== WHAT THIS TASK INVOLVES ==
Count how many lines have the word "text" in them. Reply with that number by itself.

--- Begin DATA FOR PROCESSING ---

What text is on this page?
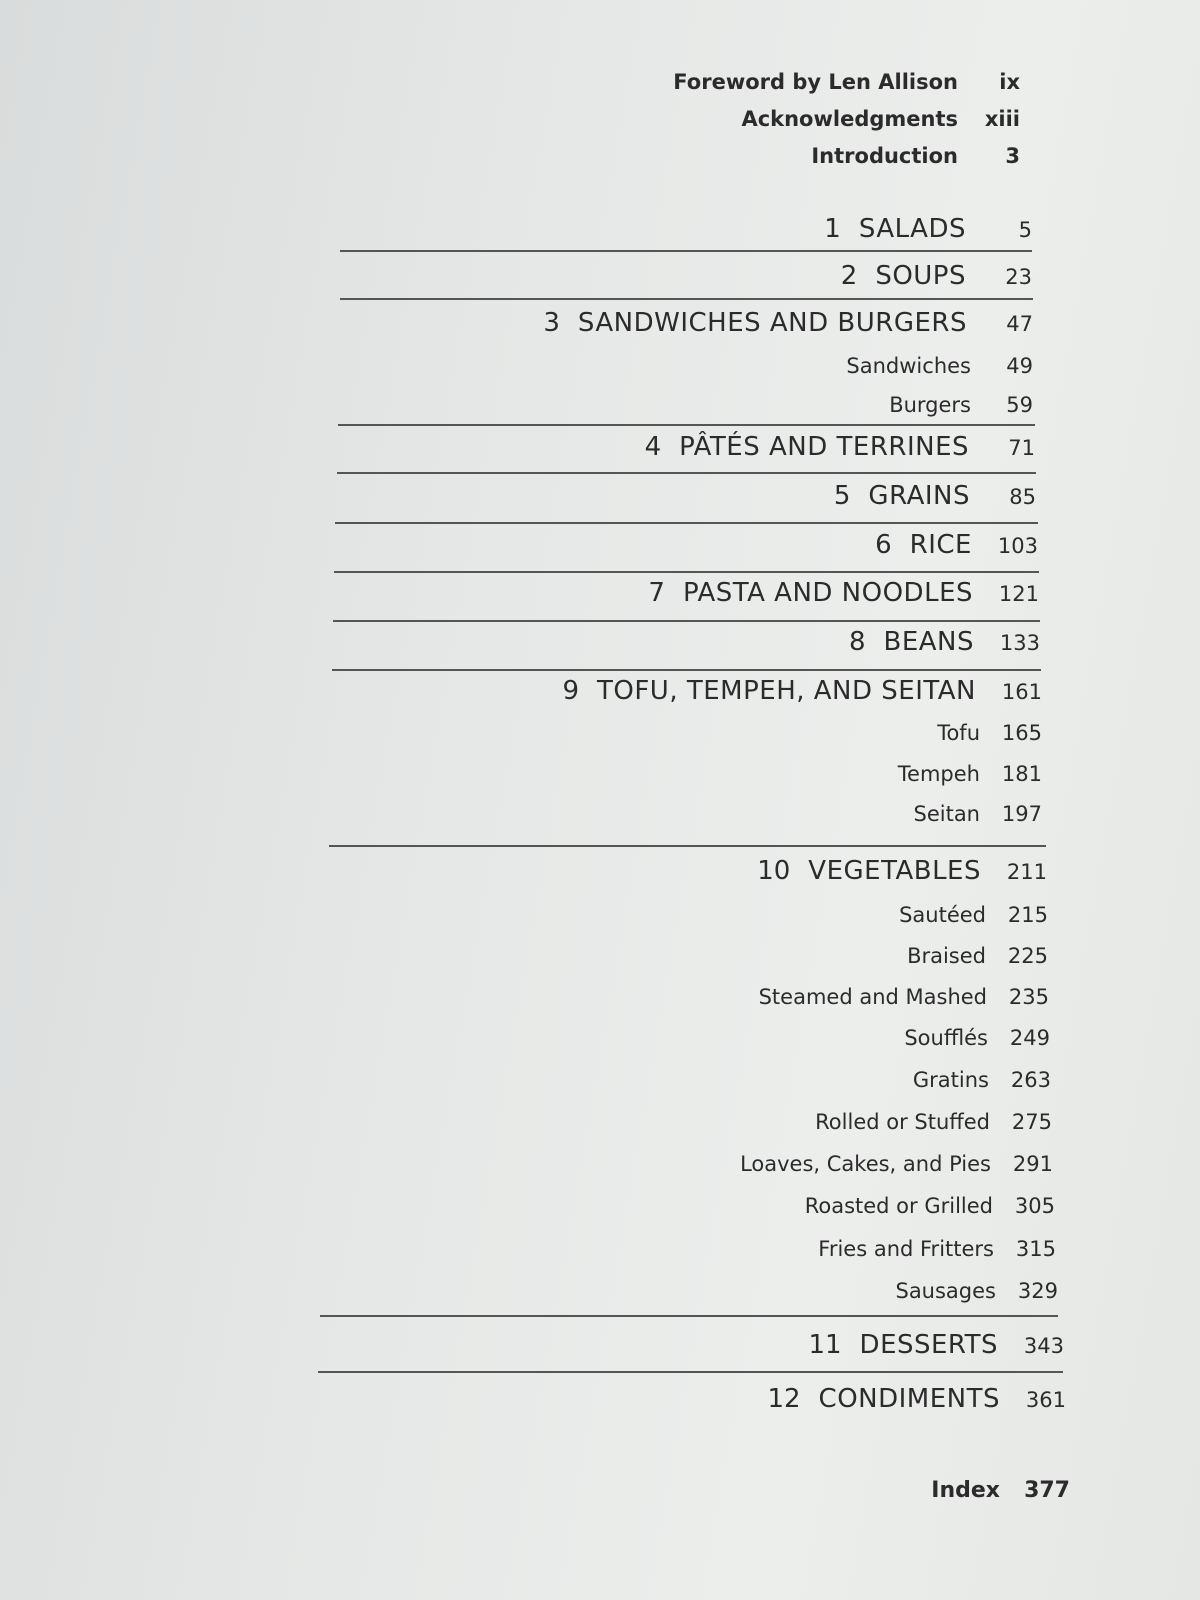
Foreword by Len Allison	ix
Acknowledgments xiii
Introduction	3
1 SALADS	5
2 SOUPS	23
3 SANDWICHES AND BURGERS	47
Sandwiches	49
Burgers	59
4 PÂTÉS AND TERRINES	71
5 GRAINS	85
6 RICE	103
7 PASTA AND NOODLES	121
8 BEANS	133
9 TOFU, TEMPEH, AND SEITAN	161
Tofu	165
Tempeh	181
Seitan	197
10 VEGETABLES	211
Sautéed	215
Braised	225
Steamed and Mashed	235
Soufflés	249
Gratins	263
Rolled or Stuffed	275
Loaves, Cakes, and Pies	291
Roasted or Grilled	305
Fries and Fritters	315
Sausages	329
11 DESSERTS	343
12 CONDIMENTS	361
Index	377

--- End DATA FOR PROCESSING ---
--- Begin DATA FOR PROCESSING ---

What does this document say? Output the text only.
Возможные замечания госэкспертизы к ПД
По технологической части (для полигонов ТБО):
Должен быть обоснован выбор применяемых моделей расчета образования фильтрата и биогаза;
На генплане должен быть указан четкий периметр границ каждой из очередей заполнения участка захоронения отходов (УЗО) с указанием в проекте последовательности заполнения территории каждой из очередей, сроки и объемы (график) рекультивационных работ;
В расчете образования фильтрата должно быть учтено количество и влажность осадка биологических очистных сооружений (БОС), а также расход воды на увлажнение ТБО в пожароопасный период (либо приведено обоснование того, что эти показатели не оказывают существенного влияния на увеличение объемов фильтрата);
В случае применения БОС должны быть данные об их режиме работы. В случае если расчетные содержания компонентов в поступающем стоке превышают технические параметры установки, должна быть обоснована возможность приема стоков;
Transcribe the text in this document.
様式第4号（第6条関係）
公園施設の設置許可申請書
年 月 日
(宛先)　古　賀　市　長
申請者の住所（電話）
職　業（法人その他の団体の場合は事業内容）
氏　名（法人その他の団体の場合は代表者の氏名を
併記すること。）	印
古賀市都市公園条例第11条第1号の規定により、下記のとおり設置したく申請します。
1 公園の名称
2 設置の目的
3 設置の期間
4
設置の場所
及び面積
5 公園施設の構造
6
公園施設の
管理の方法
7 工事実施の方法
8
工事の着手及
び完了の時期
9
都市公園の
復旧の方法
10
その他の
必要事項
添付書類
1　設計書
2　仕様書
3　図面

--- End DATA FOR PROCESSING ---

== CORRECT ANSWER ==
3